▶ _Entries provided_

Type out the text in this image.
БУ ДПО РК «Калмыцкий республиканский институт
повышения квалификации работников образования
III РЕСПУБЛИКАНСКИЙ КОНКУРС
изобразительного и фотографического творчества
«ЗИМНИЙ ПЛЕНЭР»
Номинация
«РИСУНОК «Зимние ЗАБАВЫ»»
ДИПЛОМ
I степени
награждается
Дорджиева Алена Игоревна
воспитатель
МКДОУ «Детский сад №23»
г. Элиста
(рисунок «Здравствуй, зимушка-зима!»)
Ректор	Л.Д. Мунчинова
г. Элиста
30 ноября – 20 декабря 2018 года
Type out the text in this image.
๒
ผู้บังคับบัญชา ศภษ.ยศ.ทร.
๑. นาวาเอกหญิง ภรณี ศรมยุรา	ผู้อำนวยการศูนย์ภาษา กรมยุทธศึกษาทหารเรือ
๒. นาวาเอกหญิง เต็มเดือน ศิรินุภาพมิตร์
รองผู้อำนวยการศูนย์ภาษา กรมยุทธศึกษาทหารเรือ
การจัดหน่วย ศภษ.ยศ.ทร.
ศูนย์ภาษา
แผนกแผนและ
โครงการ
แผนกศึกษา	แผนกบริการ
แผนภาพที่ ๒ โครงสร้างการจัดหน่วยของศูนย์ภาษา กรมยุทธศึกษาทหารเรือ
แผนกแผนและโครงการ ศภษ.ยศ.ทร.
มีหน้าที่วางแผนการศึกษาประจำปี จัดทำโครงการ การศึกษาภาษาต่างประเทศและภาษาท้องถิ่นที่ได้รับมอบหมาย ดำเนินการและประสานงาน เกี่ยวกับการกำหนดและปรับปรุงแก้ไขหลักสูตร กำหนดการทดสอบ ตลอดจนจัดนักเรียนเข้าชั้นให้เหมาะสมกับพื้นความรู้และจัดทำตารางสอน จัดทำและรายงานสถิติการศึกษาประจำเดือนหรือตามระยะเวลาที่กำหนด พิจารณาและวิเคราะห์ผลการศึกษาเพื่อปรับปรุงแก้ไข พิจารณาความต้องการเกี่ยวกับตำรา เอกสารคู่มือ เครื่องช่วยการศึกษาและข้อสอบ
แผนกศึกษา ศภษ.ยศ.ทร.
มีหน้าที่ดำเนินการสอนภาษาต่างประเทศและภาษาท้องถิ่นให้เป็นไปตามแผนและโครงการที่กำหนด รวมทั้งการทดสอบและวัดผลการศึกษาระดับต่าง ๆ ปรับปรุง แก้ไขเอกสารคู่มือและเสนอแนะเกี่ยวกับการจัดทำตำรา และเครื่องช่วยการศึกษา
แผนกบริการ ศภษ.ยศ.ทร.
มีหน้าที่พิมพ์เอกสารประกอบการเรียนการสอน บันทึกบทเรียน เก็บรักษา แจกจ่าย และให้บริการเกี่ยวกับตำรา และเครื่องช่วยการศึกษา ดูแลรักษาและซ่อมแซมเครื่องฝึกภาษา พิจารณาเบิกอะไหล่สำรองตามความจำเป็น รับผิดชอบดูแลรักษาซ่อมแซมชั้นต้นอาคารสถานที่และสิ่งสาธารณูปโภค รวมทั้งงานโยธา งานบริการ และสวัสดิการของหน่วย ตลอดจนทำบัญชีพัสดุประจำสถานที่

▶ _What to produce_
Take the listing above and write it out again exactly.

▶ _Response_
Type out the text in this image.
БУ ДПО РК «Калмыцкий республиканский институт
повышения квалификации работников образования
III РЕСПУБЛИКАНСКИЙ КОНКУРС
изобразительного и фотографического творчества
«ЗИМНИЙ ПЛЕНЭР»
Номинация
«РИСУНОК «Зимние ЗАБАВЫ»»
ДИПЛОМ
I степени
награждается
Дорджиева Алена Игоревна
воспитатель
МКДОУ «Детский сад №23»
г. Элиста
(рисунок «Здравствуй, зимушка-зима!»)
Ректор	Л.Д. Мунчинова
г. Элиста
30 ноября – 20 декабря 2018 года
Type out the text in this image.
๒
ผู้บังคับบัญชา ศภษ.ยศ.ทร.
๑. นาวาเอกหญิง ภรณี ศรมยุรา	ผู้อำนวยการศูนย์ภาษา กรมยุทธศึกษาทหารเรือ
๒. นาวาเอกหญิง เต็มเดือน ศิรินุภาพมิตร์
รองผู้อำนวยการศูนย์ภาษา กรมยุทธศึกษาทหารเรือ
การจัดหน่วย ศภษ.ยศ.ทร.
ศูนย์ภาษา
แผนกแผนและ
โครงการ
แผนกศึกษา	แผนกบริการ
แผนภาพที่ ๒ โครงสร้างการจัดหน่วยของศูนย์ภาษา กรมยุทธศึกษาทหารเรือ
แผนกแผนและโครงการ ศภษ.ยศ.ทร.
มีหน้าที่วางแผนการศึกษาประจำปี จัดทำโครงการ การศึกษาภาษาต่างประเทศและภาษาท้องถิ่นที่ได้รับมอบหมาย ดำเนินการและประสานงาน เกี่ยวกับการกำหนดและปรับปรุงแก้ไขหลักสูตร กำหนดการทดสอบ ตลอดจนจัดนักเรียนเข้าชั้นให้เหมาะสมกับพื้นความรู้และจัดทำตารางสอน จัดทำและรายงานสถิติการศึกษาประจำเดือนหรือตามระยะเวลาที่กำหนด พิจารณาและวิเคราะห์ผลการศึกษาเพื่อปรับปรุงแก้ไข พิจารณาความต้องการเกี่ยวกับตำรา เอกสารคู่มือ เครื่องช่วยการศึกษาและข้อสอบ
แผนกศึกษา ศภษ.ยศ.ทร.
มีหน้าที่ดำเนินการสอนภาษาต่างประเทศและภาษาท้องถิ่นให้เป็นไปตามแผนและโครงการที่กำหนด รวมทั้งการทดสอบและวัดผลการศึกษาระดับต่าง ๆ ปรับปรุง แก้ไขเอกสารคู่มือและเสนอแนะเกี่ยวกับการจัดทำตำรา และเครื่องช่วยการศึกษา
แผนกบริการ ศภษ.ยศ.ทร.
มีหน้าที่พิมพ์เอกสารประกอบการเรียนการสอน บันทึกบทเรียน เก็บรักษา แจกจ่าย และให้บริการเกี่ยวกับตำรา และเครื่องช่วยการศึกษา ดูแลรักษาและซ่อมแซมเครื่องฝึกภาษา พิจารณาเบิกอะไหล่สำรองตามความจำเป็น รับผิดชอบดูแลรักษาซ่อมแซมชั้นต้นอาคารสถานที่และสิ่งสาธารณูปโภค รวมทั้งงานโยธา งานบริการ และสวัสดิการของหน่วย ตลอดจนทำบัญชีพัสดุประจำสถานที่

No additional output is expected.